▶ **Raw records**:
○ ○ ○ ○

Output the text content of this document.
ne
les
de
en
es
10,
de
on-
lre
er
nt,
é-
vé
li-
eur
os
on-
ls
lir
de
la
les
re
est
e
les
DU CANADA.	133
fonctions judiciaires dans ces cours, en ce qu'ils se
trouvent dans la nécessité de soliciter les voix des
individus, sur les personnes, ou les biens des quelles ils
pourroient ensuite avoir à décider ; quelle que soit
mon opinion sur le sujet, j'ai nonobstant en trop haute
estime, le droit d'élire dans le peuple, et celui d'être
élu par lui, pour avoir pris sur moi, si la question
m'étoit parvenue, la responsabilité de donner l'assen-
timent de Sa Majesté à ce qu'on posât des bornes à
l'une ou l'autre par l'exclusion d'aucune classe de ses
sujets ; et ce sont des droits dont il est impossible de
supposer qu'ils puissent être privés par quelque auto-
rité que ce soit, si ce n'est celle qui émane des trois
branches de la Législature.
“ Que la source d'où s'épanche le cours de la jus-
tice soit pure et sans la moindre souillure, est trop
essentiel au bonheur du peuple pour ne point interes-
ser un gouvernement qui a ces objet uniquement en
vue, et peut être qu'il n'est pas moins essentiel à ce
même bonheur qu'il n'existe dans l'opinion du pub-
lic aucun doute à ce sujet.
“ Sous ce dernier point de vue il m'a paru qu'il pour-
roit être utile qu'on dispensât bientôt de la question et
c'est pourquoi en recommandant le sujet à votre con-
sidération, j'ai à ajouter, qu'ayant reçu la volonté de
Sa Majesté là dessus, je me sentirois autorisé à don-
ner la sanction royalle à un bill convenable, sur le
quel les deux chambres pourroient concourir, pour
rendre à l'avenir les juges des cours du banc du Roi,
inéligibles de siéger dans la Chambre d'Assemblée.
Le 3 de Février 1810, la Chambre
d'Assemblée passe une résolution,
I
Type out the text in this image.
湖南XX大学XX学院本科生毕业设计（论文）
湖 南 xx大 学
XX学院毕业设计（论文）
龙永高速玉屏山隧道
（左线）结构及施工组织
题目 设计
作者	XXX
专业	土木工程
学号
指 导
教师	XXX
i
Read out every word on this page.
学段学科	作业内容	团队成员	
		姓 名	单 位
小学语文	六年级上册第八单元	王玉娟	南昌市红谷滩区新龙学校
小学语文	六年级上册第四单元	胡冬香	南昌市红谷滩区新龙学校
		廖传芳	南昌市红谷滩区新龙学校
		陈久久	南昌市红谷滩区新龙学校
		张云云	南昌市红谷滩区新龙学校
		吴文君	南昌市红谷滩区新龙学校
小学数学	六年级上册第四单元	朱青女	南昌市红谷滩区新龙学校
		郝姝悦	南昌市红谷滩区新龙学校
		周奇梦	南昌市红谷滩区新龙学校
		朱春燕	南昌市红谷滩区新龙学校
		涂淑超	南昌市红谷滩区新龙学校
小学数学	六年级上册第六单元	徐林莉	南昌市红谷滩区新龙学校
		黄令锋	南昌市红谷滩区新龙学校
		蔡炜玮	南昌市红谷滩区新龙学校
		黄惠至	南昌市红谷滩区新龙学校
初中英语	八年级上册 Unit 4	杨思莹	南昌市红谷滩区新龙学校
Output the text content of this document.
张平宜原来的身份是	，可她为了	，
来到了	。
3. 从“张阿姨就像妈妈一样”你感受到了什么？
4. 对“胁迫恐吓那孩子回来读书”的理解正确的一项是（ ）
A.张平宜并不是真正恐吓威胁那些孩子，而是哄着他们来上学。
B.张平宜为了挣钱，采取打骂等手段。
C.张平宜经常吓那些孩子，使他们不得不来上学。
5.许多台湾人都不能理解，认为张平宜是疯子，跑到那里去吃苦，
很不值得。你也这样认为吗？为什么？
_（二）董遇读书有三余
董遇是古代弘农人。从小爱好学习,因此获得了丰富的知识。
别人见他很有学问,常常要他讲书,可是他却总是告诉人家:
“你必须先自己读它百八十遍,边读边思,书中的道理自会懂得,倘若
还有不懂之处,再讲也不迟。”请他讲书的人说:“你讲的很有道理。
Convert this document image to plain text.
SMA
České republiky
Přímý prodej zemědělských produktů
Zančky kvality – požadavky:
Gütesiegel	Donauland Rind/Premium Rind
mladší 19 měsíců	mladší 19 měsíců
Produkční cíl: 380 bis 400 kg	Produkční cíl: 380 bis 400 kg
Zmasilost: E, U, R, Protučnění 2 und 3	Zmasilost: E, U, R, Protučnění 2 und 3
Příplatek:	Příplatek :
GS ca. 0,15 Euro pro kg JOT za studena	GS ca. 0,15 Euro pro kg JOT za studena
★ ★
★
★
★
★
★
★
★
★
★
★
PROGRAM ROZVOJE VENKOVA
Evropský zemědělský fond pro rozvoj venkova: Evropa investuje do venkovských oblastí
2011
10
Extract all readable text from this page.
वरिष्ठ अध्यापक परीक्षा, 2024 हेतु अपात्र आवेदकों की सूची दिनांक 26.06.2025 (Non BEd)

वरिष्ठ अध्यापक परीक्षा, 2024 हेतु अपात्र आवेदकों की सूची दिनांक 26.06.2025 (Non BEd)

○ ○ ○ ○

▶ **Instructions for the task**: Check each line of the records above for the string "小学语文", and report every line that has it.

▶ **Finished task**:
小学语文	六年级上册第八单元	王玉娟	南昌市红谷滩区新龙学校
小学语文	六年级上册第四单元	胡冬香	南昌市红谷滩区新龙学校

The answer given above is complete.